___ Extracted entries

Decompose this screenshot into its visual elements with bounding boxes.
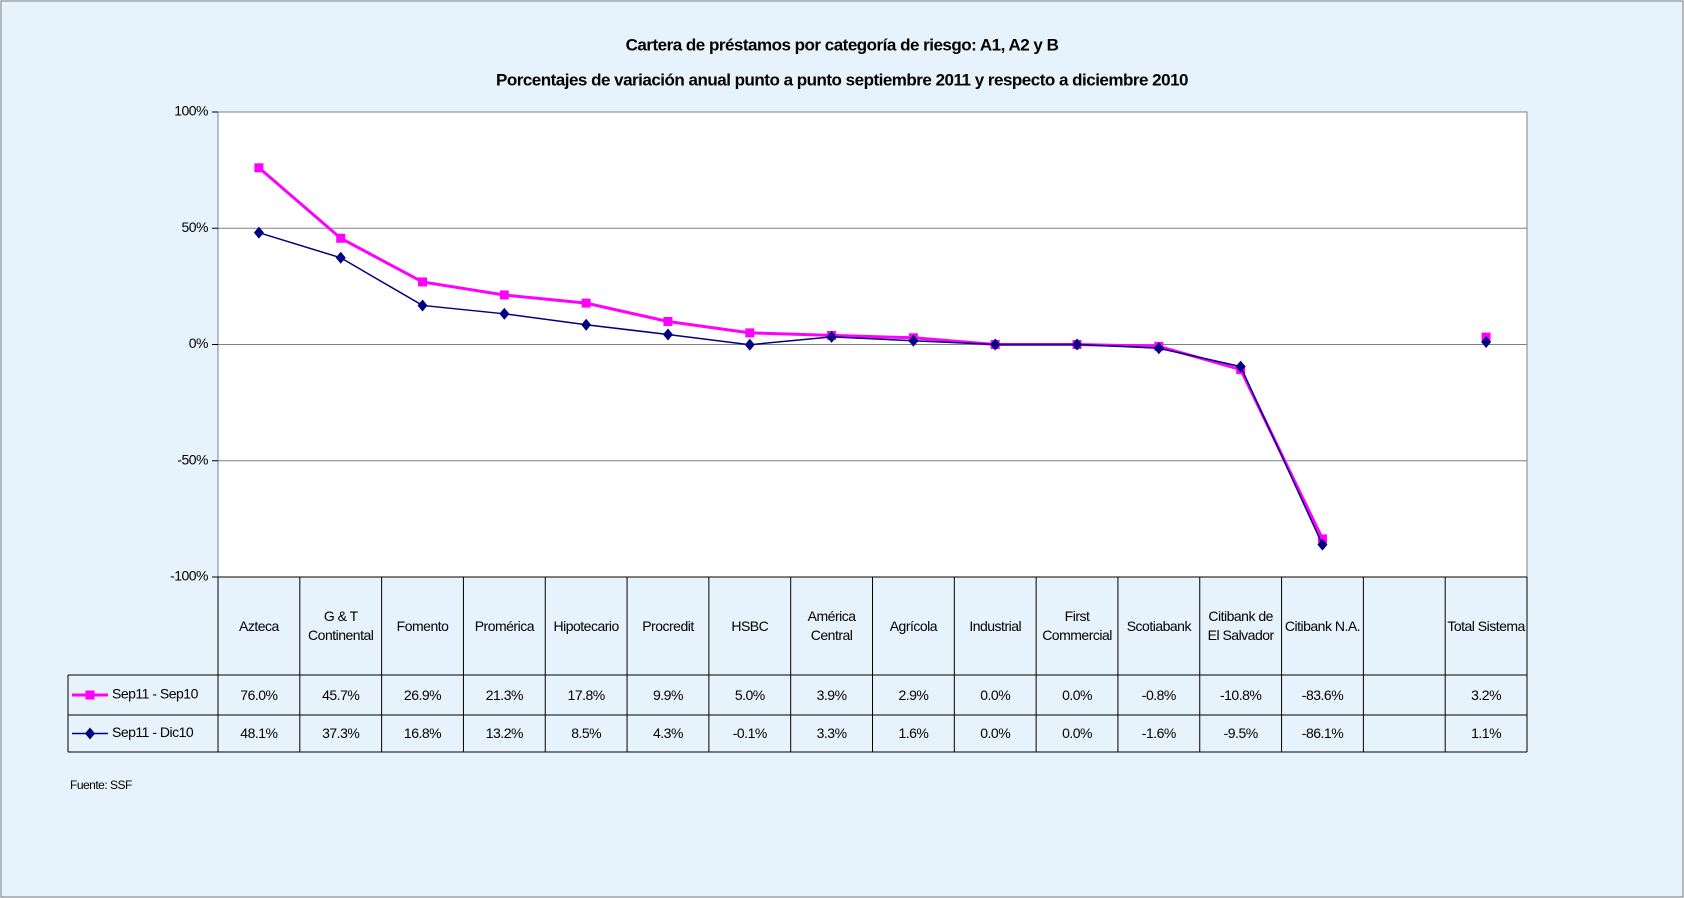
point: [253, 226, 264, 239]
data-label: 17.8%: [567, 686, 606, 703]
legend-marker: [85, 690, 95, 700]
point: [417, 299, 428, 312]
y-tick-label: -100%: [170, 568, 208, 584]
source-note: Fuente: SSF: [70, 778, 132, 792]
x-tick-label: Promérica: [474, 617, 535, 634]
x-tick-label: First Commercial: [1042, 608, 1112, 643]
chart-title: Cartera de préstamos por categoría de ri…: [626, 35, 1059, 54]
data-label: 13.2%: [485, 725, 524, 742]
data-label: -9.5%: [1223, 725, 1259, 742]
data-label: -1.6%: [1141, 725, 1177, 742]
x-tick-label: Azteca: [239, 617, 279, 634]
data-label: 45.7%: [322, 686, 360, 703]
x-tick-label: Agrícola: [889, 617, 938, 634]
point: [1153, 342, 1164, 355]
data-label: 3.9%: [816, 686, 847, 703]
legend-label: Sep11 - Dic10: [112, 724, 194, 740]
data-label: 5.0%: [734, 686, 765, 703]
data-label: 3.2%: [1471, 686, 1502, 703]
data-label: 0.0%: [1062, 725, 1092, 742]
x-tick-label: HSBC: [731, 617, 769, 634]
x-tick-label: Fomento: [396, 617, 449, 634]
data-label: 1.6%: [898, 725, 929, 742]
data-label: 37.3%: [322, 725, 360, 742]
x-tick-label: Total Sistema: [1447, 617, 1525, 634]
data-label: 2.9%: [898, 686, 929, 703]
data-label: 9.9%: [653, 686, 683, 703]
data-label: 0.0%: [1062, 686, 1092, 703]
point: [1235, 360, 1246, 373]
data-label: -0.8%: [1141, 686, 1177, 703]
point: [663, 316, 673, 326]
y-tick-label: 0%: [189, 335, 208, 351]
point: [990, 338, 1001, 351]
x-tick-label: Scotiabank: [1126, 617, 1192, 634]
legend-label: Sep11 - Sep10: [112, 686, 199, 702]
data-label: -83.6%: [1301, 686, 1344, 703]
data-label: 1.1%: [1471, 725, 1502, 742]
point: [581, 318, 592, 331]
legend-marker: [85, 727, 95, 740]
data-label: -86.1%: [1301, 725, 1344, 742]
data-label: 0.0%: [980, 725, 1011, 742]
data-label: 16.8%: [403, 725, 442, 742]
x-tick-label: G & T Continental: [308, 608, 374, 643]
data-label: 21.3%: [485, 686, 524, 703]
data-label: 26.9%: [403, 686, 442, 703]
data-label: 76.0%: [240, 686, 278, 703]
y-tick-label: 50%: [181, 219, 208, 235]
point: [908, 334, 919, 347]
point: [499, 290, 509, 300]
series-line: [258, 231, 1324, 545]
data-label: -0.1%: [732, 725, 768, 742]
series-line: [257, 166, 1324, 540]
point: [254, 163, 264, 173]
data-label: 3.3%: [816, 725, 847, 742]
data-label: 48.1%: [240, 725, 278, 742]
point: [745, 328, 755, 338]
point: [662, 328, 673, 341]
point: [581, 298, 591, 308]
y-tick-label: -50%: [177, 451, 208, 467]
data-label: 8.5%: [571, 725, 602, 742]
x-tick-label: Industrial: [969, 617, 1022, 634]
data-label: 4.3%: [653, 725, 683, 742]
point: [336, 233, 346, 243]
data-label: -10.8%: [1219, 686, 1262, 703]
point: [826, 330, 837, 343]
point: [499, 307, 510, 320]
y-tick-label: 100%: [174, 103, 208, 119]
point: [1317, 538, 1328, 551]
data-label: 0.0%: [980, 686, 1011, 703]
x-tick-label: Citibank de El Salvador: [1207, 608, 1275, 643]
x-tick-label: Citibank N.A.: [1284, 617, 1361, 634]
point: [744, 338, 755, 351]
chart-subtitle: Porcentajes de variación anual punto a p…: [496, 70, 1188, 89]
point: [418, 277, 428, 287]
point: [1072, 338, 1083, 351]
x-tick-label: América Central: [807, 608, 856, 643]
x-tick-label: Hipotecario: [553, 617, 619, 634]
point: [335, 251, 346, 264]
point: [1481, 335, 1492, 348]
x-tick-label: Procredit: [642, 617, 694, 634]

______

Brief → Copy every line of the records above word for word, leaving out the picture.

Correct answer →
Decompose this screenshot into its visual elements with bounding boxes.
point: [253, 226, 264, 239]
data-label: 17.8%: [567, 686, 606, 703]
legend-marker: [85, 690, 95, 700]
point: [417, 299, 428, 312]
y-tick-label: -100%: [170, 568, 208, 584]
source-note: Fuente: SSF: [70, 778, 132, 792]
x-tick-label: Promérica: [474, 617, 535, 634]
x-tick-label: First Commercial: [1042, 608, 1112, 643]
chart-title: Cartera de préstamos por categoría de ri…: [626, 35, 1059, 54]
data-label: 13.2%: [485, 725, 524, 742]
data-label: -9.5%: [1223, 725, 1259, 742]
data-label: -1.6%: [1141, 725, 1177, 742]
x-tick-label: Azteca: [239, 617, 279, 634]
data-label: 45.7%: [322, 686, 360, 703]
x-tick-label: Agrícola: [889, 617, 938, 634]
point: [1153, 342, 1164, 355]
data-label: 3.9%: [816, 686, 847, 703]
legend-label: Sep11 - Dic10: [112, 724, 194, 740]
data-label: 5.0%: [734, 686, 765, 703]
data-label: 3.2%: [1471, 686, 1502, 703]
data-label: 0.0%: [1062, 725, 1092, 742]
x-tick-label: HSBC: [731, 617, 769, 634]
x-tick-label: Fomento: [396, 617, 449, 634]
data-label: 1.6%: [898, 725, 929, 742]
data-label: 37.3%: [322, 725, 360, 742]
x-tick-label: Total Sistema: [1447, 617, 1525, 634]
data-label: 2.9%: [898, 686, 929, 703]
data-label: 9.9%: [653, 686, 683, 703]
data-label: 0.0%: [1062, 686, 1092, 703]
point: [1235, 360, 1246, 373]
data-label: -0.8%: [1141, 686, 1177, 703]
point: [663, 316, 673, 326]
y-tick-label: 0%: [189, 335, 208, 351]
point: [990, 338, 1001, 351]
x-tick-label: Scotiabank: [1126, 617, 1192, 634]
legend-label: Sep11 - Sep10: [112, 686, 199, 702]
data-label: -83.6%: [1301, 686, 1344, 703]
data-label: 1.1%: [1471, 725, 1502, 742]
point: [581, 318, 592, 331]
legend-marker: [85, 727, 95, 740]
data-label: -86.1%: [1301, 725, 1344, 742]
data-label: 0.0%: [980, 725, 1011, 742]
data-label: 16.8%: [403, 725, 442, 742]
x-tick-label: G & T Continental: [308, 608, 374, 643]
data-label: 21.3%: [485, 686, 524, 703]
data-label: 26.9%: [403, 686, 442, 703]
data-label: 76.0%: [240, 686, 278, 703]
y-tick-label: 50%: [181, 219, 208, 235]
point: [908, 334, 919, 347]
point: [499, 290, 509, 300]
series-line: [258, 231, 1324, 545]
data-label: -0.1%: [732, 725, 768, 742]
series-line: [257, 166, 1324, 540]
point: [254, 163, 264, 173]
data-label: 3.3%: [816, 725, 847, 742]
data-label: 48.1%: [240, 725, 278, 742]
point: [745, 328, 755, 338]
point: [662, 328, 673, 341]
point: [581, 298, 591, 308]
y-tick-label: -50%: [177, 451, 208, 467]
data-label: 8.5%: [571, 725, 602, 742]
x-tick-label: Industrial: [969, 617, 1022, 634]
data-label: 4.3%: [653, 725, 683, 742]
point: [336, 233, 346, 243]
data-label: -10.8%: [1219, 686, 1262, 703]
point: [826, 330, 837, 343]
point: [499, 307, 510, 320]
y-tick-label: 100%: [174, 103, 208, 119]
point: [1317, 538, 1328, 551]
data-label: 0.0%: [980, 686, 1011, 703]
x-tick-label: Citibank de El Salvador: [1207, 608, 1275, 643]
x-tick-label: Citibank N.A.: [1284, 617, 1361, 634]
point: [744, 338, 755, 351]
chart-subtitle: Porcentajes de variación anual punto a p…: [496, 70, 1188, 89]
point: [418, 277, 428, 287]
point: [1072, 338, 1083, 351]
x-tick-label: América Central: [807, 608, 856, 643]
x-tick-label: Hipotecario: [553, 617, 619, 634]
point: [335, 251, 346, 264]
point: [1481, 335, 1492, 348]
x-tick-label: Procredit: [642, 617, 694, 634]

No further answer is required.